Task objective
Search the material below for the string "blogspot" and extract each line that has it.
***
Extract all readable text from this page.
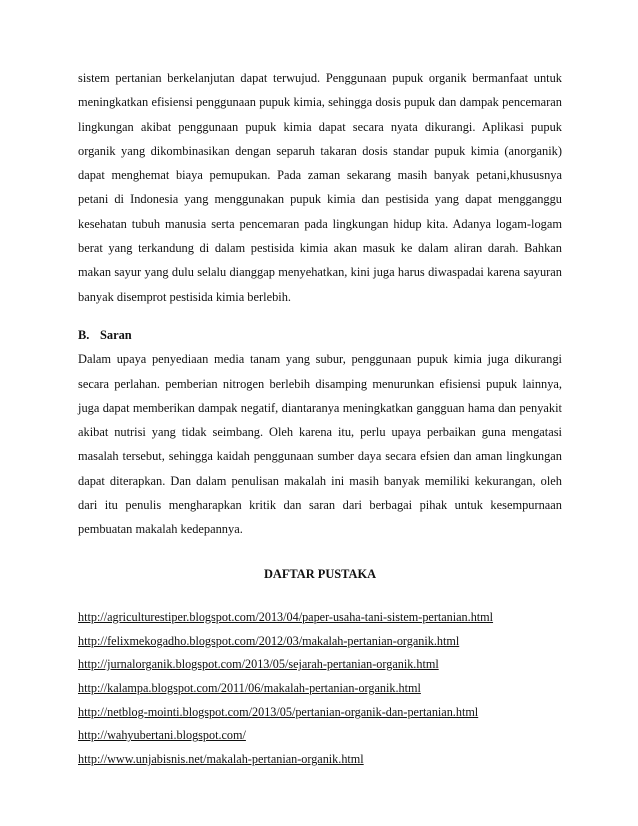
sistem pertanian berkelanjutan dapat terwujud. Penggunaan pupuk organik bermanfaat untuk meningkatkan efisiensi penggunaan pupuk kimia, sehingga dosis pupuk dan dampak pencemaran lingkungan akibat penggunaan pupuk kimia dapat secara nyata dikurangi. Aplikasi pupuk organik yang dikombinasikan dengan separuh takaran dosis standar pupuk kimia (anorganik) dapat menghemat biaya pemupukan. Pada zaman sekarang masih banyak petani,khususnya petani di Indonesia yang menggunakan pupuk kimia dan pestisida yang dapat mengganggu kesehatan tubuh manusia serta pencemaran pada lingkungan hidup kita. Adanya logam-logam berat yang terkandung di dalam pestisida kimia akan masuk ke dalam aliran darah. Bahkan makan sayur yang dulu selalu dianggap menyehatkan, kini juga harus diwaspadai karena sayuran banyak disemprot pestisida kimia berlebih.

B. Saran

Dalam upaya penyediaan media tanam yang subur, penggunaan pupuk kimia juga dikurangi secara perlahan. pemberian nitrogen berlebih disamping menurunkan efisiensi pupuk lainnya, juga dapat memberikan dampak negatif, diantaranya meningkatkan gangguan hama dan penyakit akibat nutrisi yang tidak seimbang. Oleh karena itu, perlu upaya perbaikan guna mengatasi masalah tersebut, sehingga kaidah penggunaan sumber daya secara efsien dan aman lingkungan dapat diterapkan. Dan dalam penulisan makalah ini masih banyak memiliki kekurangan, oleh dari itu penulis mengharapkan kritik dan saran dari berbagai pihak untuk kesempurnaan pembuatan makalah kedepannya.

DAFTAR PUSTAKA
http://agriculturestiper.blogspot.com/2013/04/paper-usaha-tani-sistem-pertanian.html
http://felixmekogadho.blogspot.com/2012/03/makalah-pertanian-organik.html
http://jurnalorganik.blogspot.com/2013/05/sejarah-pertanian-organik.html
http://kalampa.blogspot.com/2011/06/makalah-pertanian-organik.html
http://netblog-mointi.blogspot.com/2013/05/pertanian-organik-dan-pertanian.html
http://wahyubertani.blogspot.com/
http://www.unjabisnis.net/makalah-pertanian-organik.html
***
Reply to the task
http://agriculturestiper.blogspot.com/2013/04/paper-usaha-tani-sistem-pertanian.html
http://felixmekogadho.blogspot.com/2012/03/makalah-pertanian-organik.html
http://jurnalorganik.blogspot.com/2013/05/sejarah-pertanian-organik.html
http://kalampa.blogspot.com/2011/06/makalah-pertanian-organik.html
http://netblog-mointi.blogspot.com/2013/05/pertanian-organik-dan-pertanian.html
http://wahyubertani.blogspot.com/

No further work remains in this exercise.